▶ **Information given**:
## begin
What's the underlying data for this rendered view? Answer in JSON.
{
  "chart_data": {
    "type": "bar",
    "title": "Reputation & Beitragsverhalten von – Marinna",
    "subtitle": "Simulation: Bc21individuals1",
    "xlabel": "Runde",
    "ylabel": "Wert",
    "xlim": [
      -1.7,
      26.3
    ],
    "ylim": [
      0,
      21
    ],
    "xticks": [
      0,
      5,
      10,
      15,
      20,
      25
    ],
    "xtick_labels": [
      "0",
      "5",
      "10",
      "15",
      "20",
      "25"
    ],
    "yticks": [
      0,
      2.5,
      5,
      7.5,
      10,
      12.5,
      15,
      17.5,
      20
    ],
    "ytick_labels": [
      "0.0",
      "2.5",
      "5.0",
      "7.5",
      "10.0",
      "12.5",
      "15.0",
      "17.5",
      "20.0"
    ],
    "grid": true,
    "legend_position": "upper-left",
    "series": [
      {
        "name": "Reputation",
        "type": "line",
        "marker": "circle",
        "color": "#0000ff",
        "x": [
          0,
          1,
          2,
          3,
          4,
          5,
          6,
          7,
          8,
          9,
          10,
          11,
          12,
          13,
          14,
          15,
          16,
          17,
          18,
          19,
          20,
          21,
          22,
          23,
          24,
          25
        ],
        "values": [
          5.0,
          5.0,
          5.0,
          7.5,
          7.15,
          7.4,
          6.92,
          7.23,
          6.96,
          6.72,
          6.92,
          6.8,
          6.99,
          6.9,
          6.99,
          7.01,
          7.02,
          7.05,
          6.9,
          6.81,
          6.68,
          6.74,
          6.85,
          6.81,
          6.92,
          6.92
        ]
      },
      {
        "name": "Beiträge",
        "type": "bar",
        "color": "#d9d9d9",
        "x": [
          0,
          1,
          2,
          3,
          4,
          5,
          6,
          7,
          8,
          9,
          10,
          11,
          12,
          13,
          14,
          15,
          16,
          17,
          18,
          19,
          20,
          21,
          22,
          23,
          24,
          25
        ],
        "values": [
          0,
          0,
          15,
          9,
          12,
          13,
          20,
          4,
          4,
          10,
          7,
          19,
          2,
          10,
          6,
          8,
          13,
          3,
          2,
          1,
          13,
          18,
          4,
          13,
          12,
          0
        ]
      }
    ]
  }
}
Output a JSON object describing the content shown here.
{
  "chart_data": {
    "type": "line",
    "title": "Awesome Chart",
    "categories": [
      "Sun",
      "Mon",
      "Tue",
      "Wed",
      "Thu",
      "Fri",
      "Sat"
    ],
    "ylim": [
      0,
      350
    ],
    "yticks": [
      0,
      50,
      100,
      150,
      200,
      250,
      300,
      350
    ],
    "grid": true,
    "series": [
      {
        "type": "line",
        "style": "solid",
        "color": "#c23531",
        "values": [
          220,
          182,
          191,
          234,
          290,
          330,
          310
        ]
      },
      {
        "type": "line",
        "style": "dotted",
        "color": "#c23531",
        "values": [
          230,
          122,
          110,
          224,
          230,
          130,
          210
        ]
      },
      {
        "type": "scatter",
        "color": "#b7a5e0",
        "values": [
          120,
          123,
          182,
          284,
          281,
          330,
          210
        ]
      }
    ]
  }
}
## end
▶ **Directions for this task**: Your task is to retype all of the records exactly.

▶ **Task response**:
What's the underlying data for this rendered view? Answer in JSON.
{
  "chart_data": {
    "type": "bar",
    "title": "Reputation & Beitragsverhalten von – Marinna",
    "subtitle": "Simulation: Bc21individuals1",
    "xlabel": "Runde",
    "ylabel": "Wert",
    "xlim": [
      -1.7,
      26.3
    ],
    "ylim": [
      0,
      21
    ],
    "xticks": [
      0,
      5,
      10,
      15,
      20,
      25
    ],
    "xtick_labels": [
      "0",
      "5",
      "10",
      "15",
      "20",
      "25"
    ],
    "yticks": [
      0,
      2.5,
      5,
      7.5,
      10,
      12.5,
      15,
      17.5,
      20
    ],
    "ytick_labels": [
      "0.0",
      "2.5",
      "5.0",
      "7.5",
      "10.0",
      "12.5",
      "15.0",
      "17.5",
      "20.0"
    ],
    "grid": true,
    "legend_position": "upper-left",
    "series": [
      {
        "name": "Reputation",
        "type": "line",
        "marker": "circle",
        "color": "#0000ff",
        "x": [
          0,
          1,
          2,
          3,
          4,
          5,
          6,
          7,
          8,
          9,
          10,
          11,
          12,
          13,
          14,
          15,
          16,
          17,
          18,
          19,
          20,
          21,
          22,
          23,
          24,
          25
        ],
        "values": [
          5.0,
          5.0,
          5.0,
          7.5,
          7.15,
          7.4,
          6.92,
          7.23,
          6.96,
          6.72,
          6.92,
          6.8,
          6.99,
          6.9,
          6.99,
          7.01,
          7.02,
          7.05,
          6.9,
          6.81,
          6.68,
          6.74,
          6.85,
          6.81,
          6.92,
          6.92
        ]
      },
      {
        "name": "Beiträge",
        "type": "bar",
        "color": "#d9d9d9",
        "x": [
          0,
          1,
          2,
          3,
          4,
          5,
          6,
          7,
          8,
          9,
          10,
          11,
          12,
          13,
          14,
          15,
          16,
          17,
          18,
          19,
          20,
          21,
          22,
          23,
          24,
          25
        ],
        "values": [
          0,
          0,
          15,
          9,
          12,
          13,
          20,
          4,
          4,
          10,
          7,
          19,
          2,
          10,
          6,
          8,
          13,
          3,
          2,
          1,
          13,
          18,
          4,
          13,
          12,
          0
        ]
      }
    ]
  }
}
Output a JSON object describing the content shown here.
{
  "chart_data": {
    "type": "line",
    "title": "Awesome Chart",
    "categories": [
      "Sun",
      "Mon",
      "Tue",
      "Wed",
      "Thu",
      "Fri",
      "Sat"
    ],
    "ylim": [
      0,
      350
    ],
    "yticks": [
      0,
      50,
      100,
      150,
      200,
      250,
      300,
      350
    ],
    "grid": true,
    "series": [
      {
        "type": "line",
        "style": "solid",
        "color": "#c23531",
        "values": [
          220,
          182,
          191,
          234,
          290,
          330,
          310
        ]
      },
      {
        "type": "line",
        "style": "dotted",
        "color": "#c23531",
        "values": [
          230,
          122,
          110,
          224,
          230,
          130,
          210
        ]
      },
      {
        "type": "scatter",
        "color": "#b7a5e0",
        "values": [
          120,
          123,
          182,
          284,
          281,
          330,
          210
        ]
      }
    ]
  }
}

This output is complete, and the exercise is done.